If you are using FreeBSD (or FreeNAS by natural extension) on hardware RAID, which would be the most common recommended deployment for a small business using this technology (and rarely would enterprises turn to something like FreeBSD for storage needs) you will find that growing the RAID array does not trigger any change in the size of your zpool and, by extension, your volumes and filesystems on top of it. This is normal and the same behaviour you would expect from any volume manager and filesystem on any platform - don't let the marketing mislead you, this is not something wrong with using hardware RAID.
All we need to do is set ZFS' zpool to grow. Oracle makes ZFS and has great online documentation. According to Oracle, all we need to do is...
zpool set autoexpand=on tank
Where "tank" is the name of the zpool that we want to grow automatically. Ta da.
ZFS Storage (Solaris, OpenSolaris, FreeBSD, NAS4Free, FreeNAS, etc.) on hardware RAID is a very good option if you need Solaris or FreeBSD as your storage operating system. While ZFS does provide an excellent software RAID choice, the normal decision factors between hardware and software RAID remain and there should be no special "ZFS on software RAID only" mentality as this shows a fundamental misunderstanding of ZFS, RAID and storage basics. Both are good choices for different scenarios.

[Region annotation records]

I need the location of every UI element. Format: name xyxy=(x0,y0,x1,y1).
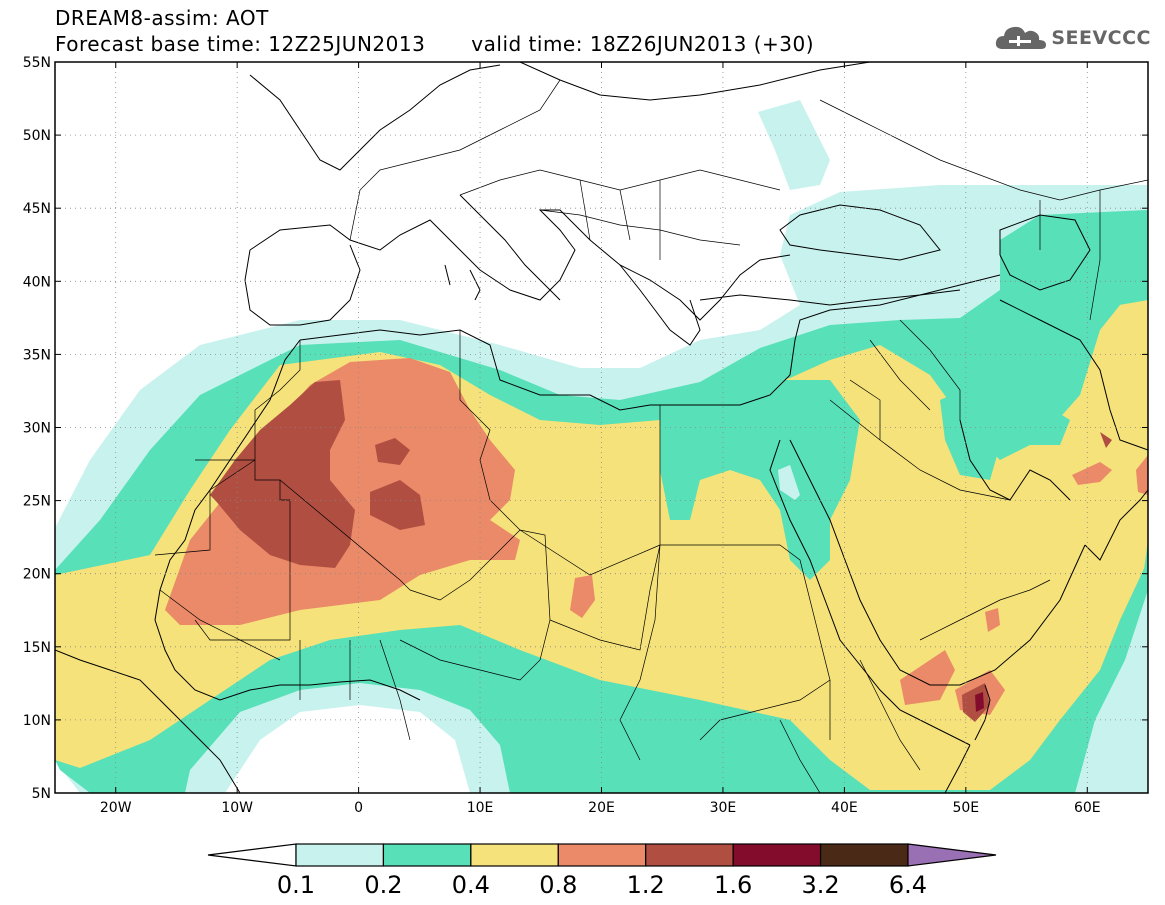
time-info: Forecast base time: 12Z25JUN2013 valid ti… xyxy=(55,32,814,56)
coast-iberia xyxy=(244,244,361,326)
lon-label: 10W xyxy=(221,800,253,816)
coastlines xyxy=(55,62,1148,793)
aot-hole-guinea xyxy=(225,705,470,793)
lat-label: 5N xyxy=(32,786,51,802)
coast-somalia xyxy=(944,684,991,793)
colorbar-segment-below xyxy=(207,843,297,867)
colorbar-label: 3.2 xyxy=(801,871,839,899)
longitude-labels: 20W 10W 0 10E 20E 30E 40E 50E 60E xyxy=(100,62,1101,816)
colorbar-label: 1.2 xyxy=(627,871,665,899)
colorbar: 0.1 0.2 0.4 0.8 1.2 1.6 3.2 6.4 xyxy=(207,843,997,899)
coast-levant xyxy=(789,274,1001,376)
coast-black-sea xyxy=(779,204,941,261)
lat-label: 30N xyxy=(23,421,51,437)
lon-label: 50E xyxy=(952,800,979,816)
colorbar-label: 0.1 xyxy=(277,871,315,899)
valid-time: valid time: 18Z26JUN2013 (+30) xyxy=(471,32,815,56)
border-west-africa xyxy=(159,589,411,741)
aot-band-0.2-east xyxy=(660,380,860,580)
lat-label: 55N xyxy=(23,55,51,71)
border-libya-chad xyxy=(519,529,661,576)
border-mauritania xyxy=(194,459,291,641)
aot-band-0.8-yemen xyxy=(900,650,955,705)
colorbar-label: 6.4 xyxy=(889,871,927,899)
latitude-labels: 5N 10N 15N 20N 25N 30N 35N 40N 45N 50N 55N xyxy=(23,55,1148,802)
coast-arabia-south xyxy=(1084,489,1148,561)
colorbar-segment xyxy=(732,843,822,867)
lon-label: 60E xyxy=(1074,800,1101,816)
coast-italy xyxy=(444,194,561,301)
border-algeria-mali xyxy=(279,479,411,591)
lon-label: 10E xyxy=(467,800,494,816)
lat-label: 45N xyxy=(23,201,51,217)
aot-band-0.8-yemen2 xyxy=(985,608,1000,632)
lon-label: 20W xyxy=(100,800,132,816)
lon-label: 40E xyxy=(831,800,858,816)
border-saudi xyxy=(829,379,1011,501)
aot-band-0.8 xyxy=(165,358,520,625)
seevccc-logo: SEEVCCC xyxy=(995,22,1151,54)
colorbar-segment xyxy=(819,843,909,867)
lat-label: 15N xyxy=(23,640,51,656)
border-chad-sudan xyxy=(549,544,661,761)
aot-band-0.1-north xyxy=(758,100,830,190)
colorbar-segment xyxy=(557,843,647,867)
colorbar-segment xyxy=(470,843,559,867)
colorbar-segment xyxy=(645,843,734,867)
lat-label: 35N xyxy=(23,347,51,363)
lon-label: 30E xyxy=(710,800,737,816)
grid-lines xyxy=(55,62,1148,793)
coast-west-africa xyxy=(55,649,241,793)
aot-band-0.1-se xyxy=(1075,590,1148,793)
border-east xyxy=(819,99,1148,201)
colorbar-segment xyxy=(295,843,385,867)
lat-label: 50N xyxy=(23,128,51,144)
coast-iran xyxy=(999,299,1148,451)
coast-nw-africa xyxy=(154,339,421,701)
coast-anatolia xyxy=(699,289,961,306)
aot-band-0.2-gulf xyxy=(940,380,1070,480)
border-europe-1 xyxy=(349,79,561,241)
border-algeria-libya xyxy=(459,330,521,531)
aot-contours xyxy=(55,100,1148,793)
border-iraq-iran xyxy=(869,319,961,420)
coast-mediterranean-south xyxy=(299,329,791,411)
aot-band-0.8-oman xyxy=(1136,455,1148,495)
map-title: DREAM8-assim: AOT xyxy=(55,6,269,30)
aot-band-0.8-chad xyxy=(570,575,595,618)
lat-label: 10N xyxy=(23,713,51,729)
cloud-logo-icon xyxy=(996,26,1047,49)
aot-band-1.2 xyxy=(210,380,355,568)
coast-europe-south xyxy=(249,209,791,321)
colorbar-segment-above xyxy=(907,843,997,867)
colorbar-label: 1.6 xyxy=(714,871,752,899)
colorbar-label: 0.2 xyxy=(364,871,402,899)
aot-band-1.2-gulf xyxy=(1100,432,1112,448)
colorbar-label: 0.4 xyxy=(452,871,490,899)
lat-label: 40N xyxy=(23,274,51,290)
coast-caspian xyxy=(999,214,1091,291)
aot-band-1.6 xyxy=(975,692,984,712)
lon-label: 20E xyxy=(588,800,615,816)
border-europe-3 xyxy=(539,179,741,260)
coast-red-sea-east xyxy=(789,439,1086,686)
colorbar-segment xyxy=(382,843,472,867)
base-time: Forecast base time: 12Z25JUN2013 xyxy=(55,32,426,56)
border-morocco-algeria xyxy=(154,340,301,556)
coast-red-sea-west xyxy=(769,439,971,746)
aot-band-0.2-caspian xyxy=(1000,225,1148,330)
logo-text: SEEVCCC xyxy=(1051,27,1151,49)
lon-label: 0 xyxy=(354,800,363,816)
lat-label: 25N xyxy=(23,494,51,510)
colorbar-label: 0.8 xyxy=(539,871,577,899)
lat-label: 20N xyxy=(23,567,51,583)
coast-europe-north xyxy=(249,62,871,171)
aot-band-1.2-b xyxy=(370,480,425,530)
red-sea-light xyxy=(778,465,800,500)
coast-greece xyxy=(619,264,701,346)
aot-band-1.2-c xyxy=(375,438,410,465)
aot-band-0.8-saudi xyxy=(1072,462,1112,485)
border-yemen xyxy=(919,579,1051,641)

**What is needed:** Could you set down, word for word, the part of the passage on expanding a ZFS pool between "If you are using" and "automatically. Ta da.", inclusive? These records were taken from a separate source.

**Solution:**
If you are using FreeBSD (or FreeNAS by natural extension) on hardware RAID, which would be the most common recommended deployment for a small business using this technology (and rarely would enterprises turn to something like FreeBSD for storage needs) you will find that growing the RAID array does not trigger any change in the size of your zpool and, by extension, your volumes and filesystems on top of it. This is normal and the same behaviour you would expect from any volume manager and filesystem on any platform - don't let the marketing mislead you, this is not something wrong with using hardware RAID.
All we need to do is set ZFS' zpool to grow. Oracle makes ZFS and has great online documentation. According to Oracle, all we need to do is...
zpool set autoexpand=on tank
Where "tank" is the name of the zpool that we want to grow automatically. Ta da.